Personal information
- Born: 14 January 1892 Poona, Bombay presidency, British India
- Died: 24 August 1993 (aged 101) Pune, Maharashtra, India
- Batting: Right-handed
- Bowling: Legbreak

Career statistics
| Competition | First-class |
| Matches | 81 |
| Runs scored | 4,522 |
| Batting average | 39.32 |
| 100s/50s | 9/27 |
| Top score | 246 |
| Balls bowled | 970 |
| Wickets | 11 |
| Bowling average | 53.27 |
| 5 wickets in innings | 0 |
| 10 wickets in match | 0 |
| Best bowling | 2/24 |
| Catches/stumpings | 70/– |
- Source: CricketArchive, 7 July 2019

= D. B. Deodhar =

Former Indian cricketer (born 1892)

Dinkar Balwant Deodhar (14 January 1892 – 24 August 1993) was an Indian cricketer. He played first-class cricket from 1911 to 1948.

== Cricket career ==
Deodhar was born in Poona (now Pune), British India. He was a professor of Sanskrit at Pune College.

::::

Carry on the biographical text about the cricketer D. B. Deodhar, starting right after its final sentence.

::::

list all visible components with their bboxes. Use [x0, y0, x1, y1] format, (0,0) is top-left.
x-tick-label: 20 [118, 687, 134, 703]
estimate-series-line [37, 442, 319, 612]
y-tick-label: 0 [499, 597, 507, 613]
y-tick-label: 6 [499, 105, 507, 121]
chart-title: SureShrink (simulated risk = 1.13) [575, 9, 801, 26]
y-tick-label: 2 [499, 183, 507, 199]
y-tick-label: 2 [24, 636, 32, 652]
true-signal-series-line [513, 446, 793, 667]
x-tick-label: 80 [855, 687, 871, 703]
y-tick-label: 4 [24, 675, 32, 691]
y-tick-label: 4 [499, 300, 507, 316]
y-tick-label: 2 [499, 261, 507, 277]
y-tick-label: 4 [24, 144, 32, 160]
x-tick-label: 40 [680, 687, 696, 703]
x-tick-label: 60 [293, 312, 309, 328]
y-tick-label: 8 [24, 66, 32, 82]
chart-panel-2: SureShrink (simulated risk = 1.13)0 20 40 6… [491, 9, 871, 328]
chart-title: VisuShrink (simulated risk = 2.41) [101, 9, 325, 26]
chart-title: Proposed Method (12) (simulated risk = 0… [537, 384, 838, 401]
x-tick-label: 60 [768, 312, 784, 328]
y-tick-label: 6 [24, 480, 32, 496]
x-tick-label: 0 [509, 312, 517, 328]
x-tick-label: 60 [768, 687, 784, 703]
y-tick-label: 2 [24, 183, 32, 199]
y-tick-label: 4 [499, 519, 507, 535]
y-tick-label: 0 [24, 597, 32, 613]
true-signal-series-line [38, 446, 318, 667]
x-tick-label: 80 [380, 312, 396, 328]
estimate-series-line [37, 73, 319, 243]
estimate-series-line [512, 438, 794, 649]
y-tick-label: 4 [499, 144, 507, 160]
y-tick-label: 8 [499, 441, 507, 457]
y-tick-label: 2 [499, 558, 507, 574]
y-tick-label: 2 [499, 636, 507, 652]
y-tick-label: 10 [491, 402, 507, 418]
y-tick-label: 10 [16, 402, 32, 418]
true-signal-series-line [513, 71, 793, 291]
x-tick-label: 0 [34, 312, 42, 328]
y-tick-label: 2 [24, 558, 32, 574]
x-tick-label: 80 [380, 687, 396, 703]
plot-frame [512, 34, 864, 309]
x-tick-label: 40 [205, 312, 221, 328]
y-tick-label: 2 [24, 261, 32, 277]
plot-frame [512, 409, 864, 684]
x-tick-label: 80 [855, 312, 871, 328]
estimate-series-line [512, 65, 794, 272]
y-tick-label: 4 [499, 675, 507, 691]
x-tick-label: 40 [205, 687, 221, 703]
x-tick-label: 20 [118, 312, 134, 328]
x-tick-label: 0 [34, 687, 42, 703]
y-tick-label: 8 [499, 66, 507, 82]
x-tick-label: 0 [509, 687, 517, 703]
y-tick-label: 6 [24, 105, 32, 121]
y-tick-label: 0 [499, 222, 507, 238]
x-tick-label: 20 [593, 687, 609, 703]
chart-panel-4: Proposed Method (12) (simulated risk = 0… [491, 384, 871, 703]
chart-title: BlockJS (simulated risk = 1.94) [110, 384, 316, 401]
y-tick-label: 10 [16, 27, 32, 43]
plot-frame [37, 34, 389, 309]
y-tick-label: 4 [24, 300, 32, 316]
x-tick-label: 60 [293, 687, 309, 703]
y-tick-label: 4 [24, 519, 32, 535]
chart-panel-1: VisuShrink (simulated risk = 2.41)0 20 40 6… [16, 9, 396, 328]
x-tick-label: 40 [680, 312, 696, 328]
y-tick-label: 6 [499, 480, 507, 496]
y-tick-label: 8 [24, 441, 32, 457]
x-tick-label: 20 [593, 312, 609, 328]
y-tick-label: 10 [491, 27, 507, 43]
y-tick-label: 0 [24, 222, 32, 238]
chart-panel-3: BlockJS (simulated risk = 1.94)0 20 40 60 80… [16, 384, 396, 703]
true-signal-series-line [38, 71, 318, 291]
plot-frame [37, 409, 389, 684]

::::

◆ **Answer box**:
Popularly known as the Grand Old Man of Indian Cricket, Deodhar was an aggressive right-hand batsman and a leg-break bowler. He captained Maharashtra in Ranji Trophy matches from 1939 to 1941. In his first-class career, he played 81 matches, scoring 4,522 runs at an average of 39.32 with a highest score of 246.

Deodhar was vice-president of the Board of Control for Cricket in India, the President of the Maharashtra Cricket Association, and also a national team selector.

Like Bill Ashdown, Deodhar is one of the few people known to have played first-class cricket both before the First World War and after the Second World War, having played in the Bombay Triangular in 1911 and the Ranji Trophy in 1946. In a Ranji Trophy game against Nawanagar in 1944, he scored centuries in both innings, helping his team win. He was aged 53 at the time.

He was awarded the Padma Shri award in 1965 and the Padma Bhushan in 1991 by the Indian Government. He was the first Indian first-class cricketer known to have lived to 100. Vasant Raiji became the second in 2020. Raiji died a few months after becoming a centenarian.

== Personal life ==
India's former National Badminton Champions Tara Deodhar, Sunder Deodhar, and Suman Deodhar are his daughters.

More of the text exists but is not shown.